» Job
Answer these questions from the learn_tree documentation:
1. On what date and time was it created?
2. What is the default value of n_neighbors?
3. What does the batch_order parameter contain?

» Extract to read
Learn hierarchy

Created on Fri Nov 22 14:11:01 2019

@author: Lieke

scHPL.learn.learn_tree(data: AnnData, batch_key: str, batch_order: list, cell_type_key: str, tree: TreeNode | None = None, retrain: bool = False, batch_added: list | None = None, classifier: Literal['knn', 'svm', 'svm_occ'] = 'knn', n_neighbors: int = 50, dynamic_neighbors: bool = True, distkNN: int = 99, dimred: bool = False, useRE: bool = True, FN: float = 0.5, rej_threshold: float = 0.5, match_threshold: float = 0.25, attach_missing: bool = False, print_conf: bool = False, gpu: int | None = None)[source]

Learn a classification tree based on multiple labeled datasets.

Parameters:
  • data (AnnData) – AnnData matrix containing aligned datasets.

  • batch_key (String) – Column name in adata.obs containing batch information.

  • batch_order (List) – List containing the order in which the batches should be added to the tree.

  • cell_type_key (String) – Column name in adata.obs containing the celltype labels.

  • tree (TreeNode = None) – Existing tree to update with the new datasets.

» Excerpted records
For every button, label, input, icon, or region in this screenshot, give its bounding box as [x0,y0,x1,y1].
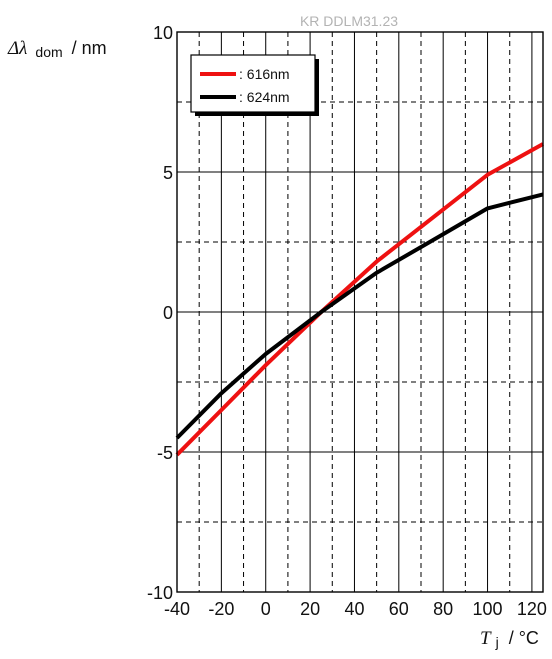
x-tick-label: 20 [300,599,320,619]
series-lines [175,142,544,457]
series-line-624nm [175,192,544,440]
x-tick-label: 60 [389,599,409,619]
legend-label-624nm: : 624nm [239,89,290,105]
x-axis-symbol: T [480,628,492,649]
y-axis-symbol: Δλ [7,38,27,59]
y-tick-label: 5 [163,163,173,183]
legend-box [190,54,316,113]
x-tick-label: 40 [344,599,364,619]
x-tick-label: 120 [517,599,547,619]
grid [177,32,543,592]
plot-frame [176,31,544,593]
y-axis-label: Δλ dom / nm [7,38,107,61]
x-tick-label: 100 [473,599,503,619]
x-tick-label: -20 [208,599,234,619]
series-line-616nm [175,142,544,457]
y-axis-unit: / nm [72,38,107,58]
tick-labels: -40 -20 0 20 40 60 80 100 120 -10 -5 0 5 10 [147,23,547,619]
legend: : 616nm : 624nm [190,54,319,116]
x-axis-label: T j / °C [480,628,539,651]
y-tick-label: 0 [163,303,173,323]
y-tick-label: 10 [153,23,173,43]
legend-label-616nm: : 616nm [239,66,290,82]
y-axis-subscript: dom [35,44,62,60]
y-tick-label: -10 [147,583,173,603]
x-axis-subscript: j [495,634,499,650]
x-tick-label: 0 [261,599,271,619]
y-tick-label: -5 [157,443,173,463]
x-tick-label: -40 [164,599,190,619]
x-axis-unit: / °C [509,628,539,648]
watermark-label: KR DDLM31.23 [300,13,398,29]
x-tick-label: 80 [433,599,453,619]
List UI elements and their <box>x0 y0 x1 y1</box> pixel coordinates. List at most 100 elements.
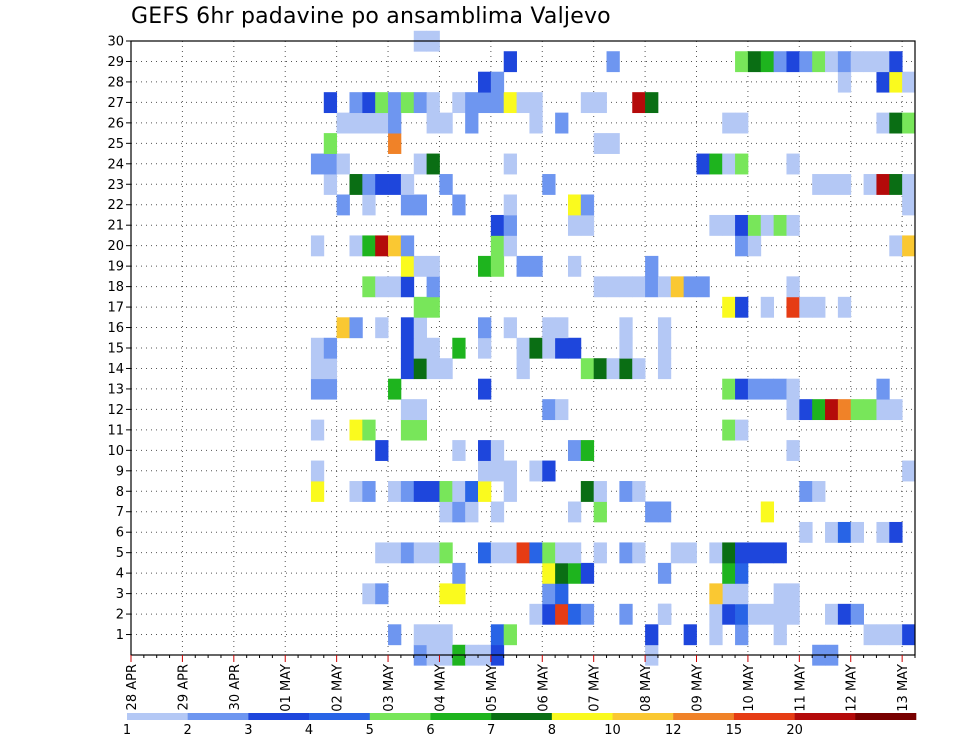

» Response for this exercise
1. Fri Nov 22 14:11:01 2019
2. 50
3. A list containing the order in which the batches should be added to the tree.